**Record extracts:**
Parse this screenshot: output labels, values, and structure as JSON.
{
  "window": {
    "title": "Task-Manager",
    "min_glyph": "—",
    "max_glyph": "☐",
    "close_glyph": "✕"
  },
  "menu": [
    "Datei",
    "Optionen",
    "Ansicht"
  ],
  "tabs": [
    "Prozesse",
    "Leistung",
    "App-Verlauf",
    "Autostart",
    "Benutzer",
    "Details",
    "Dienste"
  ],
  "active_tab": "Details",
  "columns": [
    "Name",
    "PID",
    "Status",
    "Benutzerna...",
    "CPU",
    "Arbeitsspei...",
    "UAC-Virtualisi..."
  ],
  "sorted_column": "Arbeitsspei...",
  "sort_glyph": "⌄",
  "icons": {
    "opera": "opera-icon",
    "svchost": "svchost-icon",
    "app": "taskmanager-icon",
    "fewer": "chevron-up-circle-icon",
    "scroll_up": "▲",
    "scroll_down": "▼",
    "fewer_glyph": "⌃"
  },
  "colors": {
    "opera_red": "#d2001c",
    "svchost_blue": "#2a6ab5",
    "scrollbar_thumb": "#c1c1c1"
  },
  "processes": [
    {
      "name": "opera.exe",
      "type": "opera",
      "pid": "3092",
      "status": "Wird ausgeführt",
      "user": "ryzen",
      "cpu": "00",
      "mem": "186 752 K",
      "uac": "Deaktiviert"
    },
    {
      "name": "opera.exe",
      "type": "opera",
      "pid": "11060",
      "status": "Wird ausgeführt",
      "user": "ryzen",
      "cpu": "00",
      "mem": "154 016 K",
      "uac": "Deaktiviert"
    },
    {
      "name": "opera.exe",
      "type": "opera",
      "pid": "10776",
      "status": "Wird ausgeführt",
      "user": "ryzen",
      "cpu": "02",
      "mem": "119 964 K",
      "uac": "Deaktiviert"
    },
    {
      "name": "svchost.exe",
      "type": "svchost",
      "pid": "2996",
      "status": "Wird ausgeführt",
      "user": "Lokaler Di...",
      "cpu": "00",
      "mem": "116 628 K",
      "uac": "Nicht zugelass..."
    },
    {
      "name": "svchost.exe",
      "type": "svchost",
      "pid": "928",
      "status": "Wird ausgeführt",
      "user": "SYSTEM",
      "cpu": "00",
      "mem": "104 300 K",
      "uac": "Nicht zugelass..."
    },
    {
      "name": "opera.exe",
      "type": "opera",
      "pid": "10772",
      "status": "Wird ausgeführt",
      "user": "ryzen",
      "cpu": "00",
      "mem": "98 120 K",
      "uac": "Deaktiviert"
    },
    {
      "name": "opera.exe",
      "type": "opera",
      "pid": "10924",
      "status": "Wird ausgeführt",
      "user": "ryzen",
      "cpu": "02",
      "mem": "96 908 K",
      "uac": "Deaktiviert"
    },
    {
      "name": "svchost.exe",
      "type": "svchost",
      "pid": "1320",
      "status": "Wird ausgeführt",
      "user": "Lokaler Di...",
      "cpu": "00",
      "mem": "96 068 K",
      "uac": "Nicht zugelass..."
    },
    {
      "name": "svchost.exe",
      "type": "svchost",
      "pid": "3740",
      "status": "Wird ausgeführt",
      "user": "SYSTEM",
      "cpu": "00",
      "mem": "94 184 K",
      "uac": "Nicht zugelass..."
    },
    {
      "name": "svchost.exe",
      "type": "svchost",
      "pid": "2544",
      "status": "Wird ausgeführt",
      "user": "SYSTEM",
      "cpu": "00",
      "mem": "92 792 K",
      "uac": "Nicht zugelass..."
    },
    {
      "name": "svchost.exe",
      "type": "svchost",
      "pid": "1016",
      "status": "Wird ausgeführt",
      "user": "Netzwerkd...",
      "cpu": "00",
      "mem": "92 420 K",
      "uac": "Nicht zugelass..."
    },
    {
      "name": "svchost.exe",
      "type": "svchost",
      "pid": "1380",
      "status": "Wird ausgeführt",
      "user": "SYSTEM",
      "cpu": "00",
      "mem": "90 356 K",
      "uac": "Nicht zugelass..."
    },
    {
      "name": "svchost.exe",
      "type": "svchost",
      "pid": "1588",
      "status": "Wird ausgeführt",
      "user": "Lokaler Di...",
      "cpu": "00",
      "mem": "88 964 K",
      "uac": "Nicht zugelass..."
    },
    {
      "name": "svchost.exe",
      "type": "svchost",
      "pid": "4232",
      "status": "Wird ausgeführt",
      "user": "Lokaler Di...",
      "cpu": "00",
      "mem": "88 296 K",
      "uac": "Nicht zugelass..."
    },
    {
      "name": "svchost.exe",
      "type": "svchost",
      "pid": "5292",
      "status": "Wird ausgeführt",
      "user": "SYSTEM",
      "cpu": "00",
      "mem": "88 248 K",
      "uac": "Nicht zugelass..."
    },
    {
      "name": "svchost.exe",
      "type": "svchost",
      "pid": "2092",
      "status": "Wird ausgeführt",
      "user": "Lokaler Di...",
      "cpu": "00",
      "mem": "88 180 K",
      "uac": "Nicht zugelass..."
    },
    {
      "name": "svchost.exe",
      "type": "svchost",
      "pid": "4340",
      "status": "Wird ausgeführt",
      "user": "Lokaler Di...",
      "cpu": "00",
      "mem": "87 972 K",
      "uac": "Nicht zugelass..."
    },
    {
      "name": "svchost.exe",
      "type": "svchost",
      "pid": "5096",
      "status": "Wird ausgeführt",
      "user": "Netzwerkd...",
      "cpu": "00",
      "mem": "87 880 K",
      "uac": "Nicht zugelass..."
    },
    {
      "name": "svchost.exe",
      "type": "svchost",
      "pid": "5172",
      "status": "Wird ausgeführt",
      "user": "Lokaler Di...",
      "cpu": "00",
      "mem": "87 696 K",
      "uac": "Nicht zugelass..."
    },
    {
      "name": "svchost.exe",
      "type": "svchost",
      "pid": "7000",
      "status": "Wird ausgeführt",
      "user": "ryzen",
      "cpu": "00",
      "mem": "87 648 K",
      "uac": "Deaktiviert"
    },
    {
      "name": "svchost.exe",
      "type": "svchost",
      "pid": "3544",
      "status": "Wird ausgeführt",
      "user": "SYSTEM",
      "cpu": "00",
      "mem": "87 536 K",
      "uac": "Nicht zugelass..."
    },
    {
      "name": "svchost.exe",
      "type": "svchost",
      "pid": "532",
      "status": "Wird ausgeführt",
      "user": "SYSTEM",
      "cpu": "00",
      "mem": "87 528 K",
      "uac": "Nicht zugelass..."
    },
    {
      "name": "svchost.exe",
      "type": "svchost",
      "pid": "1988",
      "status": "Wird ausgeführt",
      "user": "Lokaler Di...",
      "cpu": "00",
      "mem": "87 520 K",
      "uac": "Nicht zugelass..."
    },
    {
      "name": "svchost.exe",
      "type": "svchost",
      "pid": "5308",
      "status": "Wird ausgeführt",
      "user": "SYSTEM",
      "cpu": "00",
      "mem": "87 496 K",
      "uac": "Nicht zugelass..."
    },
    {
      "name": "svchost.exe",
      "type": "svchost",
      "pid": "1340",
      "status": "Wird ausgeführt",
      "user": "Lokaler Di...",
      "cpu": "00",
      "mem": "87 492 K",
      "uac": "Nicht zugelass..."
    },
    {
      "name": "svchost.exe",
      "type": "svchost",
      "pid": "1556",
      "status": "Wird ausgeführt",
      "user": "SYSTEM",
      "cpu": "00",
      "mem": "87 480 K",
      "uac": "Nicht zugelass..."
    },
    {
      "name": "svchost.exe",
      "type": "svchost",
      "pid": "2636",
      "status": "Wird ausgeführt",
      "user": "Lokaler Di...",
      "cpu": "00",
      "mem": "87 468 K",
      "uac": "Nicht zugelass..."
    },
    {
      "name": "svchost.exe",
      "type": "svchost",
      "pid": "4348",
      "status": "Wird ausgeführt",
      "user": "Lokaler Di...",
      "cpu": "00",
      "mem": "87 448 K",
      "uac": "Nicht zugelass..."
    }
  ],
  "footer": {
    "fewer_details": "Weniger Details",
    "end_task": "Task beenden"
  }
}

**Written problem:** Pick out each line containing the string "Details" and copy it.

**Result of this task:**
    "Details",
  "active_tab": "Details",
    "fewer_details": "Weniger Details",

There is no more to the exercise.